Extract every record, keeping each one exactly as it is.

[Excerpt from a dataset]
####################

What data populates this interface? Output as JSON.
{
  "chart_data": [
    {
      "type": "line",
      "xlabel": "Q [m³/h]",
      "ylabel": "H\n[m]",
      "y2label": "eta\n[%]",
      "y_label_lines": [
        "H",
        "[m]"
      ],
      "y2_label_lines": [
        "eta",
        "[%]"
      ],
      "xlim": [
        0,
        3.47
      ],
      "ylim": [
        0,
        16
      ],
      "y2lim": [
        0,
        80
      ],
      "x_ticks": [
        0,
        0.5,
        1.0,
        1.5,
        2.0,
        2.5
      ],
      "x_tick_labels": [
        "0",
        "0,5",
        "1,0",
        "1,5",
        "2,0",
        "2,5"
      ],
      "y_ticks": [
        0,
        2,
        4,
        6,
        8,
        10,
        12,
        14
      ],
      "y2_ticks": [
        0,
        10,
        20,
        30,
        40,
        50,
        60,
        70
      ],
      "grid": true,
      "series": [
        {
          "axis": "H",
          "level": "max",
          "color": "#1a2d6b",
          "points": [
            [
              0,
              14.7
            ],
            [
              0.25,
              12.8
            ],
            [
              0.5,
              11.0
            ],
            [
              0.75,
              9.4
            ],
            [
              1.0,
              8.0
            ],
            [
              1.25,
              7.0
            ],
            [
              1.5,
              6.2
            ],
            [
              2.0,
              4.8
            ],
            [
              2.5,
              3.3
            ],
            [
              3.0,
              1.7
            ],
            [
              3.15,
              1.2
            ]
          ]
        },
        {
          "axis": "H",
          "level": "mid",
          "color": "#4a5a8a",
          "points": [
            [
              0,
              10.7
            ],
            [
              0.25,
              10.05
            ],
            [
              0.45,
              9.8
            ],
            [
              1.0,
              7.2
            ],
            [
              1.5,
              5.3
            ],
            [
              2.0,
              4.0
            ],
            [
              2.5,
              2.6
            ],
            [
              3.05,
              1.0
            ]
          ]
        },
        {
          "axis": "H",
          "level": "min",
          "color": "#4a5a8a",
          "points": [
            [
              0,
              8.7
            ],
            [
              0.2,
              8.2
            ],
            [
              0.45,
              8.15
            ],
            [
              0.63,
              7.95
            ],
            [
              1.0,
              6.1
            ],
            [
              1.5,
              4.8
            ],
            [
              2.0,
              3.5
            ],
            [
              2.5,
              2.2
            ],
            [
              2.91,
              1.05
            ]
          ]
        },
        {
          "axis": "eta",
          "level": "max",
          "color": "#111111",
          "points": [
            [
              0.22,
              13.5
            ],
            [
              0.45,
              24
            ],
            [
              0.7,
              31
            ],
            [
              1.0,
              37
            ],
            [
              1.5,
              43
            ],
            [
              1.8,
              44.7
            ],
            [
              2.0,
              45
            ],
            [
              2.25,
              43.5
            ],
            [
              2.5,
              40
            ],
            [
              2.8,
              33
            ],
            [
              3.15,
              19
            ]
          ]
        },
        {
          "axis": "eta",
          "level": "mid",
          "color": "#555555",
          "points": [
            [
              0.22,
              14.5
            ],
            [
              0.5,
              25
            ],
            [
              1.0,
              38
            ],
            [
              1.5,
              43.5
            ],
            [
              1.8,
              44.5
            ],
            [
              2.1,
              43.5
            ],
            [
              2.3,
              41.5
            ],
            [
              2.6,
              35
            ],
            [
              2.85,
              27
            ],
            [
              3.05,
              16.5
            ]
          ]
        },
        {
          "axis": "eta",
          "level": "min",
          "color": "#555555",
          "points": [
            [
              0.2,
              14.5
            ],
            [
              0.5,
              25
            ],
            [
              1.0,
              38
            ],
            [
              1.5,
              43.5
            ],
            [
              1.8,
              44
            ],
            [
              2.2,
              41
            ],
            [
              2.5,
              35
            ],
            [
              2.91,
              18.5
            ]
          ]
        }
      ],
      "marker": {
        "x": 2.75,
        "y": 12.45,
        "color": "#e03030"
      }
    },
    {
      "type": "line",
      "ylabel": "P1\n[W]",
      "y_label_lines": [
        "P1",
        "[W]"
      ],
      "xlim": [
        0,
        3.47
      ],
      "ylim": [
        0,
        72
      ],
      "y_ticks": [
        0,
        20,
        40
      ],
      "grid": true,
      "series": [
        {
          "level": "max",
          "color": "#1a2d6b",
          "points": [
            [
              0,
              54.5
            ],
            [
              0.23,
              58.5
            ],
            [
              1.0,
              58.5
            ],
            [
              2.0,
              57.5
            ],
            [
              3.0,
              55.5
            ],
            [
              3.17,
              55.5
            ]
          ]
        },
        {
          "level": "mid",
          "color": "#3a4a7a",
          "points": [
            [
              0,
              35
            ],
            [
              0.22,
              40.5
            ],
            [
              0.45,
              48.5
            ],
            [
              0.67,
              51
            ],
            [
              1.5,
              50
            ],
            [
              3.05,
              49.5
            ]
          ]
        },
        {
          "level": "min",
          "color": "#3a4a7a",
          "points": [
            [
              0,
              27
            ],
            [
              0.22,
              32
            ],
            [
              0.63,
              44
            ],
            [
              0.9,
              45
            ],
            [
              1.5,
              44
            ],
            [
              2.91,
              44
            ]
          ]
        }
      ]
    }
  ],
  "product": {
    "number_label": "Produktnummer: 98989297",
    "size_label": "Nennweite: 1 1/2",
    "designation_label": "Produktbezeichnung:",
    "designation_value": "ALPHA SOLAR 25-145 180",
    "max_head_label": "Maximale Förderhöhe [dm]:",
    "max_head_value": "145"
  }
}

####################

> _Full answer_:
What data populates this interface? Output as JSON.
{
  "chart_data": [
    {
      "type": "line",
      "xlabel": "Q [m³/h]",
      "ylabel": "H\n[m]",
      "y2label": "eta\n[%]",
      "y_label_lines": [
        "H",
        "[m]"
      ],
      "y2_label_lines": [
        "eta",
        "[%]"
      ],
      "xlim": [
        0,
        3.47
      ],
      "ylim": [
        0,
        16
      ],
      "y2lim": [
        0,
        80
      ],
      "x_ticks": [
        0,
        0.5,
        1.0,
        1.5,
        2.0,
        2.5
      ],
      "x_tick_labels": [
        "0",
        "0,5",
        "1,0",
        "1,5",
        "2,0",
        "2,5"
      ],
      "y_ticks": [
        0,
        2,
        4,
        6,
        8,
        10,
        12,
        14
      ],
      "y2_ticks": [
        0,
        10,
        20,
        30,
        40,
        50,
        60,
        70
      ],
      "grid": true,
      "series": [
        {
          "axis": "H",
          "level": "max",
          "color": "#1a2d6b",
          "points": [
            [
              0,
              14.7
            ],
            [
              0.25,
              12.8
            ],
            [
              0.5,
              11.0
            ],
            [
              0.75,
              9.4
            ],
            [
              1.0,
              8.0
            ],
            [
              1.25,
              7.0
            ],
            [
              1.5,
              6.2
            ],
            [
              2.0,
              4.8
            ],
            [
              2.5,
              3.3
            ],
            [
              3.0,
              1.7
            ],
            [
              3.15,
              1.2
            ]
          ]
        },
        {
          "axis": "H",
          "level": "mid",
          "color": "#4a5a8a",
          "points": [
            [
              0,
              10.7
            ],
            [
              0.25,
              10.05
            ],
            [
              0.45,
              9.8
            ],
            [
              1.0,
              7.2
            ],
            [
              1.5,
              5.3
            ],
            [
              2.0,
              4.0
            ],
            [
              2.5,
              2.6
            ],
            [
              3.05,
              1.0
            ]
          ]
        },
        {
          "axis": "H",
          "level": "min",
          "color": "#4a5a8a",
          "points": [
            [
              0,
              8.7
            ],
            [
              0.2,
              8.2
            ],
            [
              0.45,
              8.15
            ],
            [
              0.63,
              7.95
            ],
            [
              1.0,
              6.1
            ],
            [
              1.5,
              4.8
            ],
            [
              2.0,
              3.5
            ],
            [
              2.5,
              2.2
            ],
            [
              2.91,
              1.05
            ]
          ]
        },
        {
          "axis": "eta",
          "level": "max",
          "color": "#111111",
          "points": [
            [
              0.22,
              13.5
            ],
            [
              0.45,
              24
            ],
            [
              0.7,
              31
            ],
            [
              1.0,
              37
            ],
            [
              1.5,
              43
            ],
            [
              1.8,
              44.7
            ],
            [
              2.0,
              45
            ],
            [
              2.25,
              43.5
            ],
            [
              2.5,
              40
            ],
            [
              2.8,
              33
            ],
            [
              3.15,
              19
            ]
          ]
        },
        {
          "axis": "eta",
          "level": "mid",
          "color": "#555555",
          "points": [
            [
              0.22,
              14.5
            ],
            [
              0.5,
              25
            ],
            [
              1.0,
              38
            ],
            [
              1.5,
              43.5
            ],
            [
              1.8,
              44.5
            ],
            [
              2.1,
              43.5
            ],
            [
              2.3,
              41.5
            ],
            [
              2.6,
              35
            ],
            [
              2.85,
              27
            ],
            [
              3.05,
              16.5
            ]
          ]
        },
        {
          "axis": "eta",
          "level": "min",
          "color": "#555555",
          "points": [
            [
              0.2,
              14.5
            ],
            [
              0.5,
              25
            ],
            [
              1.0,
              38
            ],
            [
              1.5,
              43.5
            ],
            [
              1.8,
              44
            ],
            [
              2.2,
              41
            ],
            [
              2.5,
              35
            ],
            [
              2.91,
              18.5
            ]
          ]
        }
      ],
      "marker": {
        "x": 2.75,
        "y": 12.45,
        "color": "#e03030"
      }
    },
    {
      "type": "line",
      "ylabel": "P1\n[W]",
      "y_label_lines": [
        "P1",
        "[W]"
      ],
      "xlim": [
        0,
        3.47
      ],
      "ylim": [
        0,
        72
      ],
      "y_ticks": [
        0,
        20,
        40
      ],
      "grid": true,
      "series": [
        {
          "level": "max",
          "color": "#1a2d6b",
          "points": [
            [
              0,
              54.5
            ],
            [
              0.23,
              58.5
            ],
            [
              1.0,
              58.5
            ],
            [
              2.0,
              57.5
            ],
            [
              3.0,
              55.5
            ],
            [
              3.17,
              55.5
            ]
          ]
        },
        {
          "level": "mid",
          "color": "#3a4a7a",
          "points": [
            [
              0,
              35
            ],
            [
              0.22,
              40.5
            ],
            [
              0.45,
              48.5
            ],
            [
              0.67,
              51
            ],
            [
              1.5,
              50
            ],
            [
              3.05,
              49.5
            ]
          ]
        },
        {
          "level": "min",
          "color": "#3a4a7a",
          "points": [
            [
              0,
              27
            ],
            [
              0.22,
              32
            ],
            [
              0.63,
              44
            ],
            [
              0.9,
              45
            ],
            [
              1.5,
              44
            ],
            [
              2.91,
              44
            ]
          ]
        }
      ]
    }
  ],
  "product": {
    "number_label": "Produktnummer: 98989297",
    "size_label": "Nennweite: 1 1/2",
    "designation_label": "Produktbezeichnung:",
    "designation_value": "ALPHA SOLAR 25-145 180",
    "max_head_label": "Maximale Förderhöhe [dm]:",
    "max_head_value": "145"
  }
}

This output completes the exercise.